» **TASK OBJECTIVE**
Copy out, character for character, the entries from the line containing "Give bounding boxes" up to and including the line containing "161, 874, 171]", and nothing else.

» **DATASET EXTRACT**
▬▬▬▬▬▬▬▬▬▬

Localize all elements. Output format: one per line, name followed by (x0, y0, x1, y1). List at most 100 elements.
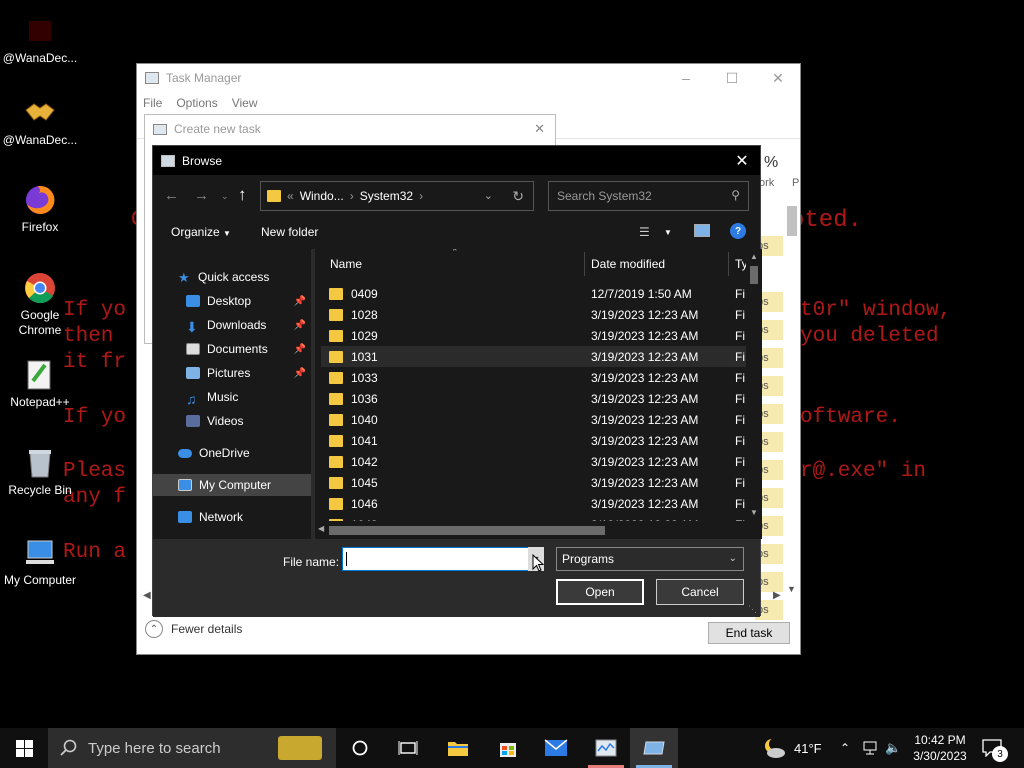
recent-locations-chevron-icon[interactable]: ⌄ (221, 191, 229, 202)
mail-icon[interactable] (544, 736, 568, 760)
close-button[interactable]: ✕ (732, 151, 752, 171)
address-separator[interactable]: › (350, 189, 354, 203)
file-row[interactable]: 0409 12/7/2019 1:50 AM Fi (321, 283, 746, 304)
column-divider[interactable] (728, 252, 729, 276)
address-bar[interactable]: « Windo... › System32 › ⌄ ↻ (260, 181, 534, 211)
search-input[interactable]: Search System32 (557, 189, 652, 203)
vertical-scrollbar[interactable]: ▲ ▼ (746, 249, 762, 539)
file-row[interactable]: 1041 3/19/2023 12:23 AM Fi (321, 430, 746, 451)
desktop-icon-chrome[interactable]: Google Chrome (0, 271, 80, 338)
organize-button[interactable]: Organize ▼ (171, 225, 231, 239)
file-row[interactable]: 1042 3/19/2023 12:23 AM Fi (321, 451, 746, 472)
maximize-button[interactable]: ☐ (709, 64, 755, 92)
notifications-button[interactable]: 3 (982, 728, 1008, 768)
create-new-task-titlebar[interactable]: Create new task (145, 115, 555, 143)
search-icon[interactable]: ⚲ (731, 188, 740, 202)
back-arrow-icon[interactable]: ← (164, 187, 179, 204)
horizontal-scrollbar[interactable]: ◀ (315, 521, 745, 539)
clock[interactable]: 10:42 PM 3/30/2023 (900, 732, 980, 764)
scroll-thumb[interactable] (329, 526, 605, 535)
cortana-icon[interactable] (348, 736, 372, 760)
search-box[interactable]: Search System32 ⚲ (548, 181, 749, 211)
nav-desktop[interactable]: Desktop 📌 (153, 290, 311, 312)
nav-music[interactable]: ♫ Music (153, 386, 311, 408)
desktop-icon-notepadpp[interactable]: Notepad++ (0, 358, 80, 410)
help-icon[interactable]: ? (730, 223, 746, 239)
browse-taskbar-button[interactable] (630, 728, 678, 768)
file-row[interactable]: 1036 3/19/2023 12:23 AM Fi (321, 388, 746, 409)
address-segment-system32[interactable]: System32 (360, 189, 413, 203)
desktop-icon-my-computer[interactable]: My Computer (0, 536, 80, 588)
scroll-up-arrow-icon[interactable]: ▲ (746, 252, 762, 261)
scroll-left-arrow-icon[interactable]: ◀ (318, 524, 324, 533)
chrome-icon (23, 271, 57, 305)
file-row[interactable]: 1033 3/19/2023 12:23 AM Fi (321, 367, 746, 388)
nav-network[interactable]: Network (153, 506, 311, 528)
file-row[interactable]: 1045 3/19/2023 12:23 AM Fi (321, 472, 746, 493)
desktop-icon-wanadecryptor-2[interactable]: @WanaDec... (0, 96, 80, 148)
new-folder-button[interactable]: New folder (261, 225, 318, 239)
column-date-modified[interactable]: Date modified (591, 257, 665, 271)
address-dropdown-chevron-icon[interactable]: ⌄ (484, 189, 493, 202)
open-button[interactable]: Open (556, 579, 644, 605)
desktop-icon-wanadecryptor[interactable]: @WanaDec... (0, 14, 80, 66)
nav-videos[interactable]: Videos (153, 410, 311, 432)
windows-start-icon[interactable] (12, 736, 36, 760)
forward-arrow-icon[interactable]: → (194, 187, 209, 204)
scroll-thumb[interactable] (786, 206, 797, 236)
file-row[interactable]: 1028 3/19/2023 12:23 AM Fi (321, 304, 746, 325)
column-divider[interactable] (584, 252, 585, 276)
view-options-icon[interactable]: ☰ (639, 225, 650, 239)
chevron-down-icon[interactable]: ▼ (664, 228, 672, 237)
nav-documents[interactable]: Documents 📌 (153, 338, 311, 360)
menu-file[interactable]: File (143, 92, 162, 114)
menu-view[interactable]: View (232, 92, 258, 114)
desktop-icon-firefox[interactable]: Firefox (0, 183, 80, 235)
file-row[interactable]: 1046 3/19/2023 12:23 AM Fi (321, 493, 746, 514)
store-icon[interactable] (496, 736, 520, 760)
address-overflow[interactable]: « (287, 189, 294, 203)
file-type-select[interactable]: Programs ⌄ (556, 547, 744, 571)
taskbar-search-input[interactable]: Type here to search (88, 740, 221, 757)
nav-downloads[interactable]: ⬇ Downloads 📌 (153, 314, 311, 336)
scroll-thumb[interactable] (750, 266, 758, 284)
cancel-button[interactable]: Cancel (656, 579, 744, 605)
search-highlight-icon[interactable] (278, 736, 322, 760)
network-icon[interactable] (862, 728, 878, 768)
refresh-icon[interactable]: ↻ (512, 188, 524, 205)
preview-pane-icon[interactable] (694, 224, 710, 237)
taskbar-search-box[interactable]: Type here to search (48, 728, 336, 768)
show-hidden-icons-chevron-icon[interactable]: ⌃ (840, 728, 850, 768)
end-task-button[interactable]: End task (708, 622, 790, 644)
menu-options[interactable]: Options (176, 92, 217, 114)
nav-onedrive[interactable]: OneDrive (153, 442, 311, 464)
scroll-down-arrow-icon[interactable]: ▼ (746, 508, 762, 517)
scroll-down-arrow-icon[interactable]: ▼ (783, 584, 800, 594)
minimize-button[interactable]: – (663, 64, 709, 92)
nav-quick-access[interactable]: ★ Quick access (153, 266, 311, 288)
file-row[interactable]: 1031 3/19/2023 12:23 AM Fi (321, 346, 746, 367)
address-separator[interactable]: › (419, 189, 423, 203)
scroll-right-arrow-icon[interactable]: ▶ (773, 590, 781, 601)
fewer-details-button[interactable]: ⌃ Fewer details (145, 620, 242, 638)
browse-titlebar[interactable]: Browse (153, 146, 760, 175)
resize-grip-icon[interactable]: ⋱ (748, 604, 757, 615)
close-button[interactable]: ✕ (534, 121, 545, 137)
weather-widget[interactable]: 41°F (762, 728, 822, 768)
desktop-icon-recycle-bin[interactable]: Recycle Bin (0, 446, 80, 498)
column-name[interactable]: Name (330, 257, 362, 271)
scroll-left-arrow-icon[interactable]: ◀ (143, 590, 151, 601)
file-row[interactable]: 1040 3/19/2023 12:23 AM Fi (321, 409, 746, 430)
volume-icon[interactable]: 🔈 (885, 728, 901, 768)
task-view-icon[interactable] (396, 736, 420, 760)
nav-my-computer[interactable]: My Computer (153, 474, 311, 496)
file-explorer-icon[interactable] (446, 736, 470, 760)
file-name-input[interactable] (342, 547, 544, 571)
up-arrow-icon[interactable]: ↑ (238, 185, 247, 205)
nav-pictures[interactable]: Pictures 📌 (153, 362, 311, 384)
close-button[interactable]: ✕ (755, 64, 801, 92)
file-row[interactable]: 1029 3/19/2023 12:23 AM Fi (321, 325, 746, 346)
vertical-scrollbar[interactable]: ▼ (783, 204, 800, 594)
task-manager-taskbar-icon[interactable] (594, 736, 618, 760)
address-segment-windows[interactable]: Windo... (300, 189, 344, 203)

▬▬▬▬▬▬▬▬▬▬

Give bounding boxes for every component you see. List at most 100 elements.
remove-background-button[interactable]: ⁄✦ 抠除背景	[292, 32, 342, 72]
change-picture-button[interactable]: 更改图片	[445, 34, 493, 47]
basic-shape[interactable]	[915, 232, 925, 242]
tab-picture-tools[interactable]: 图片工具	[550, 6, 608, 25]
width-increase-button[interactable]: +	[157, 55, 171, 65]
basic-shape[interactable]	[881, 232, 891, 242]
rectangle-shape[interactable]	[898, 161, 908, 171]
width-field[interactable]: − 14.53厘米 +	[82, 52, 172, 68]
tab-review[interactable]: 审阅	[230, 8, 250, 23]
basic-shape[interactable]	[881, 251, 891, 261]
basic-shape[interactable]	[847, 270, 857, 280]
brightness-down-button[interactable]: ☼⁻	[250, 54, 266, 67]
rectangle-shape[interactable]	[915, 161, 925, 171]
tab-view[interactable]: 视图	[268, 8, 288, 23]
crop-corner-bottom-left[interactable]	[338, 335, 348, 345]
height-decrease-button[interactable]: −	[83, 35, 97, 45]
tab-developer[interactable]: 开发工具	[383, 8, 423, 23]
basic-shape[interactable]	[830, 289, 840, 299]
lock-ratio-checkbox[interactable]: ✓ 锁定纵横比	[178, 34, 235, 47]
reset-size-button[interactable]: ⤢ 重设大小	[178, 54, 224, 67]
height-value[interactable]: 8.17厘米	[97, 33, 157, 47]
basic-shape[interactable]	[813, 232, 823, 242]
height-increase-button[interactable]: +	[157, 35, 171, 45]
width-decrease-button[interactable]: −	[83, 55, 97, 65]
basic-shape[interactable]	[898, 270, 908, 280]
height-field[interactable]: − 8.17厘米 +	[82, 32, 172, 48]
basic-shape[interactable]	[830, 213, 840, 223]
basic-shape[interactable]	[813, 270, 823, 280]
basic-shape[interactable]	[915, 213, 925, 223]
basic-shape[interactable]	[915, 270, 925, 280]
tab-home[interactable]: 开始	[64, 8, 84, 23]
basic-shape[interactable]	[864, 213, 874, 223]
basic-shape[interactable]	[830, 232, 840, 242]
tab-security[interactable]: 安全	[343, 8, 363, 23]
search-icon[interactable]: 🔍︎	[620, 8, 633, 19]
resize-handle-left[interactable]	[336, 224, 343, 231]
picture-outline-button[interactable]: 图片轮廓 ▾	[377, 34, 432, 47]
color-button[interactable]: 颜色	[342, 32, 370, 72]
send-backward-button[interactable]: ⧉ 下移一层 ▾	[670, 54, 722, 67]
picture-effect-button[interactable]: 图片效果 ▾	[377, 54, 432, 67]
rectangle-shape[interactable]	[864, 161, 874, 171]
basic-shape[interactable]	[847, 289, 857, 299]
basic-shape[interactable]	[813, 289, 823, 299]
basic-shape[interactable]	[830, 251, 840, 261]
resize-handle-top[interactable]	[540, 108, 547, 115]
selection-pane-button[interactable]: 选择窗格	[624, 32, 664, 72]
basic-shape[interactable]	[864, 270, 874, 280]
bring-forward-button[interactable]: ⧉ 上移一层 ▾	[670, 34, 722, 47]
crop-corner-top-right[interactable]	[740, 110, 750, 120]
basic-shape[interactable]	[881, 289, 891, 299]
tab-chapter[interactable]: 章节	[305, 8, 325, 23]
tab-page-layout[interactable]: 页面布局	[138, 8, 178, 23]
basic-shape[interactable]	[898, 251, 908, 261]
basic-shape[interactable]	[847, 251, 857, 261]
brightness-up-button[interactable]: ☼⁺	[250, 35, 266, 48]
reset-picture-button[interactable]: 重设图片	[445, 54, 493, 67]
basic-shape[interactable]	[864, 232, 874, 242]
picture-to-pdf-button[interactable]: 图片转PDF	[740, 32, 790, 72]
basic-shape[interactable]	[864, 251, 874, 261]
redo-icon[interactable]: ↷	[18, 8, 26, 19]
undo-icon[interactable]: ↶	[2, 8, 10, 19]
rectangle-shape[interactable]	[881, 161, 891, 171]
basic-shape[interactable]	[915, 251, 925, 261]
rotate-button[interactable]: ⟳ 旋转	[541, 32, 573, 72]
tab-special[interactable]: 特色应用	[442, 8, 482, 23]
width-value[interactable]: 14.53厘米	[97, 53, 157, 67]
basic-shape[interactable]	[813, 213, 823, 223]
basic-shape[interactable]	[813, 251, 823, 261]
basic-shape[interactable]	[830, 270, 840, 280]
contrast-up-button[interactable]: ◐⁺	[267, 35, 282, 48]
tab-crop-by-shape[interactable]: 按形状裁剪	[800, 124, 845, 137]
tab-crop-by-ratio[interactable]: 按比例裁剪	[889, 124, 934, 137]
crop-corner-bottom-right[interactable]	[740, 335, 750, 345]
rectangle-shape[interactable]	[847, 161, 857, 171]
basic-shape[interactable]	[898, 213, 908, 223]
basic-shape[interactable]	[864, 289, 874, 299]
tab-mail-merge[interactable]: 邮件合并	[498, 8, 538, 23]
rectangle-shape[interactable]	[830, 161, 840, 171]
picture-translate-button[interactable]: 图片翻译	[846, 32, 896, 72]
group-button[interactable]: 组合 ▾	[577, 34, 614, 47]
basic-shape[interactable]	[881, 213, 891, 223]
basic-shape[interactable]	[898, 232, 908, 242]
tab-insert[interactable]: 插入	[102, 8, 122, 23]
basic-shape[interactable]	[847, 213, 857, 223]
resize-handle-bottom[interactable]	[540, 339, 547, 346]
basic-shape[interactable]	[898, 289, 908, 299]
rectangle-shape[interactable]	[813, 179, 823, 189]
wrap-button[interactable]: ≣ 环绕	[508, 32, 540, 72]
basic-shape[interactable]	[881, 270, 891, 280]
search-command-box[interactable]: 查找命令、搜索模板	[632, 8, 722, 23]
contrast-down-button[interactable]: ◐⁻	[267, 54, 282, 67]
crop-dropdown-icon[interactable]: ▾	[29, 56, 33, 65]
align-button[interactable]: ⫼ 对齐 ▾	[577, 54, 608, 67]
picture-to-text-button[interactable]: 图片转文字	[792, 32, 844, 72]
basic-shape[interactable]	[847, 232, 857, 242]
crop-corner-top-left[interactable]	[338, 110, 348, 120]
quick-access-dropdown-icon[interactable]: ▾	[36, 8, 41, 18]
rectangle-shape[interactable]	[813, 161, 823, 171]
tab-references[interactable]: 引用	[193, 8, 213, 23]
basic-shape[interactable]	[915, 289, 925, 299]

▬▬▬▬▬▬▬▬▬▬

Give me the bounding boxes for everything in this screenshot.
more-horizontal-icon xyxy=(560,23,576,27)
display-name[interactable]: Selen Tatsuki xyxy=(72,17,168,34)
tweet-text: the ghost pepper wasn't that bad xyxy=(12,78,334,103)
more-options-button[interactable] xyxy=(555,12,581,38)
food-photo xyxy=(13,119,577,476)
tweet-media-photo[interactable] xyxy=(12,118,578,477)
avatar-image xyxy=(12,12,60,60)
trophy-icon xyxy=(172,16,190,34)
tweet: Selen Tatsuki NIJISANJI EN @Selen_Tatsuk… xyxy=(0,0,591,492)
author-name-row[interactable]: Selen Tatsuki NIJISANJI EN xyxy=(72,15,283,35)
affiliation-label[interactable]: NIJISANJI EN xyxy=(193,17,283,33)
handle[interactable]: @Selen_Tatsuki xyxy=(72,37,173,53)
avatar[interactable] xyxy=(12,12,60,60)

▬▬▬▬▬▬▬▬▬▬

» **EXERCISE ANSWER**
Give bounding boxes for every component you see. List at most 100 elements.
remove-background-button[interactable]: ⁄✦ 抠除背景	[292, 32, 342, 72]
change-picture-button[interactable]: 更改图片	[445, 34, 493, 47]
basic-shape[interactable]	[915, 232, 925, 242]
tab-picture-tools[interactable]: 图片工具	[550, 6, 608, 25]
width-increase-button[interactable]: +	[157, 55, 171, 65]
basic-shape[interactable]	[881, 232, 891, 242]
rectangle-shape[interactable]	[898, 161, 908, 171]
width-field[interactable]: − 14.53厘米 +	[82, 52, 172, 68]
tab-review[interactable]: 审阅	[230, 8, 250, 23]
basic-shape[interactable]	[881, 251, 891, 261]
basic-shape[interactable]	[847, 270, 857, 280]
brightness-down-button[interactable]: ☼⁻	[250, 54, 266, 67]
rectangle-shape[interactable]	[915, 161, 925, 171]
tab-view[interactable]: 视图	[268, 8, 288, 23]
crop-corner-bottom-left[interactable]	[338, 335, 348, 345]
height-decrease-button[interactable]: −	[83, 35, 97, 45]
tab-developer[interactable]: 开发工具	[383, 8, 423, 23]
basic-shape[interactable]	[830, 289, 840, 299]
lock-ratio-checkbox[interactable]: ✓ 锁定纵横比	[178, 34, 235, 47]
reset-size-button[interactable]: ⤢ 重设大小	[178, 54, 224, 67]
height-value[interactable]: 8.17厘米	[97, 33, 157, 47]
basic-shape[interactable]	[813, 232, 823, 242]
height-increase-button[interactable]: +	[157, 35, 171, 45]
width-decrease-button[interactable]: −	[83, 55, 97, 65]
basic-shape[interactable]	[898, 270, 908, 280]
height-field[interactable]: − 8.17厘米 +	[82, 32, 172, 48]
basic-shape[interactable]	[830, 213, 840, 223]
basic-shape[interactable]	[813, 270, 823, 280]
basic-shape[interactable]	[915, 213, 925, 223]
basic-shape[interactable]	[915, 270, 925, 280]
tab-home[interactable]: 开始	[64, 8, 84, 23]
basic-shape[interactable]	[864, 213, 874, 223]
basic-shape[interactable]	[830, 232, 840, 242]
tab-security[interactable]: 安全	[343, 8, 363, 23]
search-icon[interactable]: 🔍︎	[620, 8, 633, 19]
resize-handle-left[interactable]	[336, 224, 343, 231]
picture-outline-button[interactable]: 图片轮廓 ▾	[377, 34, 432, 47]
color-button[interactable]: 颜色	[342, 32, 370, 72]
send-backward-button[interactable]: ⧉ 下移一层 ▾	[670, 54, 722, 67]
picture-effect-button[interactable]: 图片效果 ▾	[377, 54, 432, 67]
rectangle-shape[interactable]	[864, 161, 874, 171]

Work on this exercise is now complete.